Begin

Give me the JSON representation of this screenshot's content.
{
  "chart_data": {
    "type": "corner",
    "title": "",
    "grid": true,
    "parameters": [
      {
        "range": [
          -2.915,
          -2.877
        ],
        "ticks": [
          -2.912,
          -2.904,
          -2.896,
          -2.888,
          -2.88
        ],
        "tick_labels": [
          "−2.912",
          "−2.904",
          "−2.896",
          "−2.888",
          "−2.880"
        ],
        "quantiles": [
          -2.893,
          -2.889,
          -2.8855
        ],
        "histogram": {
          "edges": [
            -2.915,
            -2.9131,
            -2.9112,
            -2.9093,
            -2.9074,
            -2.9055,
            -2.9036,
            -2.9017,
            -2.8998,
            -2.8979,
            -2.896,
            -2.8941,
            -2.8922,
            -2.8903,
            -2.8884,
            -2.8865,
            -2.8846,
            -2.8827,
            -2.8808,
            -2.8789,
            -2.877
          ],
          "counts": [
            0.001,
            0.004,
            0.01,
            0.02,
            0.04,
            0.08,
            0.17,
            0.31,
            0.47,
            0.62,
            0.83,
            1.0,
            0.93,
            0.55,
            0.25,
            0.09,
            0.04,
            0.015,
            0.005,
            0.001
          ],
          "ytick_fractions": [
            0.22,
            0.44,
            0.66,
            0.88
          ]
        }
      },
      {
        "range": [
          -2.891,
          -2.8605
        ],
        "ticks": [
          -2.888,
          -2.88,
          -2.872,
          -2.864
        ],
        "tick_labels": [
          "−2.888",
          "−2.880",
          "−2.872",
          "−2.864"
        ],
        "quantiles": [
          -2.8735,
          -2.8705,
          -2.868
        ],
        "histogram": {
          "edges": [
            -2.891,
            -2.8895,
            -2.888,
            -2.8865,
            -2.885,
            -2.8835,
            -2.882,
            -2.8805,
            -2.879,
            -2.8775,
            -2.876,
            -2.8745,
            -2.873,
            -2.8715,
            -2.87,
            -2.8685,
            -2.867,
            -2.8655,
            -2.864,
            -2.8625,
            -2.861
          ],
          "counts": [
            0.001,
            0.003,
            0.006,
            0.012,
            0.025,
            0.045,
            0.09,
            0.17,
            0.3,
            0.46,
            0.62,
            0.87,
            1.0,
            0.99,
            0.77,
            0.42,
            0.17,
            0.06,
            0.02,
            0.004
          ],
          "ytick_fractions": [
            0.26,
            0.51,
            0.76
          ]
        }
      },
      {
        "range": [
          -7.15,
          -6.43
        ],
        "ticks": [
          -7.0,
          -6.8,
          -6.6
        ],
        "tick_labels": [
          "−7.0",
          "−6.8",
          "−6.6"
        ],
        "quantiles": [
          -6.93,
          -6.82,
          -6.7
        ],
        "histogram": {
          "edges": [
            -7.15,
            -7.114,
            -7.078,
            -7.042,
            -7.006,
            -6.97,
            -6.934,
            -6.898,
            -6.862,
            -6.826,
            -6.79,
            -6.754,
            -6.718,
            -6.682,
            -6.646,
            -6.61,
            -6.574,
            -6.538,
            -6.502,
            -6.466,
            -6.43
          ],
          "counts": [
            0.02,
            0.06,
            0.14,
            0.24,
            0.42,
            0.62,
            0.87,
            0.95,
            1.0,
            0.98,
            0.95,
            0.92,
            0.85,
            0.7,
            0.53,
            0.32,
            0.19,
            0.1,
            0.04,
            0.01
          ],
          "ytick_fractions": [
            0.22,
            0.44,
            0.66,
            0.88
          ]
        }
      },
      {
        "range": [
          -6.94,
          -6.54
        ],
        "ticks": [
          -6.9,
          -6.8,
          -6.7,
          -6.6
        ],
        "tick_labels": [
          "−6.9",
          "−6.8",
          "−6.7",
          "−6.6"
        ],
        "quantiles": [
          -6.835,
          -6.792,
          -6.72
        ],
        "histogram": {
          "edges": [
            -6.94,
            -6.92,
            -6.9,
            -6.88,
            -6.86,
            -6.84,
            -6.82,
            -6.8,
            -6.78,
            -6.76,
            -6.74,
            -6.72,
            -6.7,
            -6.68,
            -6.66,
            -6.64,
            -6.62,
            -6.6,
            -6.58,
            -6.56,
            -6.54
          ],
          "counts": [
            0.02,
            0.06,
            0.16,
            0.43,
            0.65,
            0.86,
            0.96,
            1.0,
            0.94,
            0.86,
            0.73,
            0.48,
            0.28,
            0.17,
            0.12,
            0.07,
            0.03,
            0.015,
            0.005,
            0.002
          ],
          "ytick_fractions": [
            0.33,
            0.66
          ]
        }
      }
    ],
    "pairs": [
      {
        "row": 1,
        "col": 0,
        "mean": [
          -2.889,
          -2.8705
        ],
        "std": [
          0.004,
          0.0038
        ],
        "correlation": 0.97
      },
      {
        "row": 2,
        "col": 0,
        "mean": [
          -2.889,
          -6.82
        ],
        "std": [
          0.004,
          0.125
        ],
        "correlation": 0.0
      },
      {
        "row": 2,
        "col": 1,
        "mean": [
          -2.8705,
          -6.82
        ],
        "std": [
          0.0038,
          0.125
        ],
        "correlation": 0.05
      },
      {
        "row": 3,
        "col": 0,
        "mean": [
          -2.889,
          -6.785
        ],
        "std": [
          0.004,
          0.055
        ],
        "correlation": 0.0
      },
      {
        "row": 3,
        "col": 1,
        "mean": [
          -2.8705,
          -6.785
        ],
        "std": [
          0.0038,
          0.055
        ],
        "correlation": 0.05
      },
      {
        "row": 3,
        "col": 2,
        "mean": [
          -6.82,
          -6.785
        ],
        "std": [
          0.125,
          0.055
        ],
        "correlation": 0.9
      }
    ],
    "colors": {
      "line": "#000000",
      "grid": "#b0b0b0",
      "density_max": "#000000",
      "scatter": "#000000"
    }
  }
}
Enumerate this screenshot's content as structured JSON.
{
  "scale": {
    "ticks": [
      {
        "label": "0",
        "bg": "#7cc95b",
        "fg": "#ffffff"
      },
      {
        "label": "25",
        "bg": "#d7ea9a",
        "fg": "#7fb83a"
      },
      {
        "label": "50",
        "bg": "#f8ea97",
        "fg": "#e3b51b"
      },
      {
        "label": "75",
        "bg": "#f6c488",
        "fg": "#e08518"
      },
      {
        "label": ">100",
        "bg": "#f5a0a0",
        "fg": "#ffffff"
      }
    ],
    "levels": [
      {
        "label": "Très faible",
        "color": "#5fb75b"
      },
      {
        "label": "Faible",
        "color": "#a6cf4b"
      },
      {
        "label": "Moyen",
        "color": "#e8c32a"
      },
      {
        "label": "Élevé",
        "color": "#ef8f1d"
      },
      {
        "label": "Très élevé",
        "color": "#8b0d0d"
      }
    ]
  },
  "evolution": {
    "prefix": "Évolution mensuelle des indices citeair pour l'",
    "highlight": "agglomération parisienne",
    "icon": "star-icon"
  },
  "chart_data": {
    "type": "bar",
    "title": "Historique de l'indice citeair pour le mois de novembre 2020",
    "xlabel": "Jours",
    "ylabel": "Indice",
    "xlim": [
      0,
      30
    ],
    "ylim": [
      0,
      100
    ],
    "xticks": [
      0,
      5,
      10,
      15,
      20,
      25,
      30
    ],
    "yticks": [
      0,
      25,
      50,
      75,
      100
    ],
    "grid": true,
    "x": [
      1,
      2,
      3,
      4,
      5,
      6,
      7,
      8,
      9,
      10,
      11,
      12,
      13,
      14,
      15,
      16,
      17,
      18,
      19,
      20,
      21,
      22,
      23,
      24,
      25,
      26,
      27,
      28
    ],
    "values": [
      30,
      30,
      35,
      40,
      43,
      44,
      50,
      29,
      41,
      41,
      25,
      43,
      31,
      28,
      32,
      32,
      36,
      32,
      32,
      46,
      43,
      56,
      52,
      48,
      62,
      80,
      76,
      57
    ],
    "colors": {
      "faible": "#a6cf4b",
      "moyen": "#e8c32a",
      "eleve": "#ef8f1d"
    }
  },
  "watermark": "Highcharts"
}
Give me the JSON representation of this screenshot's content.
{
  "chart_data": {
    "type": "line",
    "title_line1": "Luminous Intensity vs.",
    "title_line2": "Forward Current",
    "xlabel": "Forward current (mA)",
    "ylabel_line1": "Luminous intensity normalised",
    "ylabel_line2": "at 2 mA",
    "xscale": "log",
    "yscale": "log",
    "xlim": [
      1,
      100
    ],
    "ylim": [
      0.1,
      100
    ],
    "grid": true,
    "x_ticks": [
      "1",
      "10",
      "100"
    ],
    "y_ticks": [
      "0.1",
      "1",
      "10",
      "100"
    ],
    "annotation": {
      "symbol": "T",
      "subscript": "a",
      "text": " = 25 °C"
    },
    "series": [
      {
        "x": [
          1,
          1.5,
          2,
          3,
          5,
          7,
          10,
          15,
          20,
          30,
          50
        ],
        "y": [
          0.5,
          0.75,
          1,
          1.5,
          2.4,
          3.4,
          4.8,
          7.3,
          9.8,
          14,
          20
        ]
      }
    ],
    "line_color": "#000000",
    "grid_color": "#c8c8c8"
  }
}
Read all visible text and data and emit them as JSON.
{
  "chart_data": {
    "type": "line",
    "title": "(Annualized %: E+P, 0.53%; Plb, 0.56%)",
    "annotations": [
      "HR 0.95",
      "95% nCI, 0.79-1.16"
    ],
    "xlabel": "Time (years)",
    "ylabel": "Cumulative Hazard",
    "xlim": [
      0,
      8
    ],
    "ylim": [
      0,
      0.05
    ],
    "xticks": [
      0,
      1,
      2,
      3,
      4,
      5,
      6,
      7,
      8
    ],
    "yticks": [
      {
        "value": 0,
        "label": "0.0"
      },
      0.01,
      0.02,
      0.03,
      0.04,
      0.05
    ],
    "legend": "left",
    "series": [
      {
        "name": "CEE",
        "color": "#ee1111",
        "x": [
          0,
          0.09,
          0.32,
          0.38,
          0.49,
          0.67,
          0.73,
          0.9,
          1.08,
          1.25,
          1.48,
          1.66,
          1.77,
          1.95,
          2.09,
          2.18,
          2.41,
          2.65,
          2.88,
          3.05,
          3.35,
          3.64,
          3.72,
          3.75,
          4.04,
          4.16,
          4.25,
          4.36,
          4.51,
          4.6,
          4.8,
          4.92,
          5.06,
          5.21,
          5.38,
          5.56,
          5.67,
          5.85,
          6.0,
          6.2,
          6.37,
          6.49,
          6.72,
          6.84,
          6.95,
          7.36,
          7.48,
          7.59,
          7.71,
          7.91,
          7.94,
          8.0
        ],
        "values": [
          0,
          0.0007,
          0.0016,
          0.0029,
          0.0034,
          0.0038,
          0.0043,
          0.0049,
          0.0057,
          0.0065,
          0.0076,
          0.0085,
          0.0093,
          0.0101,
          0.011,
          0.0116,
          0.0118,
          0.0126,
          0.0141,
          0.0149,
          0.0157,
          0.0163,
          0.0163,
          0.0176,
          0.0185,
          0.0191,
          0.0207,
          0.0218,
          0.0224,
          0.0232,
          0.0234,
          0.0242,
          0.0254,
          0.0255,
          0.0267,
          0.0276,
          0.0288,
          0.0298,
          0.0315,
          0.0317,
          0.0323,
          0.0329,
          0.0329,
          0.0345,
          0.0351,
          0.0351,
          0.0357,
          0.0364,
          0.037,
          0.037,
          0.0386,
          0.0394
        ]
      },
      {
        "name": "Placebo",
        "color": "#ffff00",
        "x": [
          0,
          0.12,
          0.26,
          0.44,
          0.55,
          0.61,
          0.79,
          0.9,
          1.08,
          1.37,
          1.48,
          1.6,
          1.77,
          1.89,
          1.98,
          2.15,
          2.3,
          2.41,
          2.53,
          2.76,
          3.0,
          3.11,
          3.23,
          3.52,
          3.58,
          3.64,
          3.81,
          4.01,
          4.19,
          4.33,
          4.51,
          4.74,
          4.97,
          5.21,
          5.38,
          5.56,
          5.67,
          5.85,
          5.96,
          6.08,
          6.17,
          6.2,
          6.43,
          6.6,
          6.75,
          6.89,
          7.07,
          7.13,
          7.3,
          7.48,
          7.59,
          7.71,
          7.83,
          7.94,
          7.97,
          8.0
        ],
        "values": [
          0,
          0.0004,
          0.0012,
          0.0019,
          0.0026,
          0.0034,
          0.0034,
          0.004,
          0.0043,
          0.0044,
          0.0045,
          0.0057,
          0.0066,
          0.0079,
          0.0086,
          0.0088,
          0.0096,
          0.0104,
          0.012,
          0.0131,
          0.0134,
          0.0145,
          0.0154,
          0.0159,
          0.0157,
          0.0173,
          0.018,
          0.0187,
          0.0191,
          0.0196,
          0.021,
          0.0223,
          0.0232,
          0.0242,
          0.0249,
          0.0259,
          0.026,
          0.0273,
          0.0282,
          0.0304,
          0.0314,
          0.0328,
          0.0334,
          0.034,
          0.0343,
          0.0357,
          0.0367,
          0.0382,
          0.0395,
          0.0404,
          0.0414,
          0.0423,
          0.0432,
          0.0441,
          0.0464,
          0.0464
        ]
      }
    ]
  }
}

End

Exercise instructions.
Check each line of the data above for the string "Luminous" and report only how many lines have it.

The answer.
2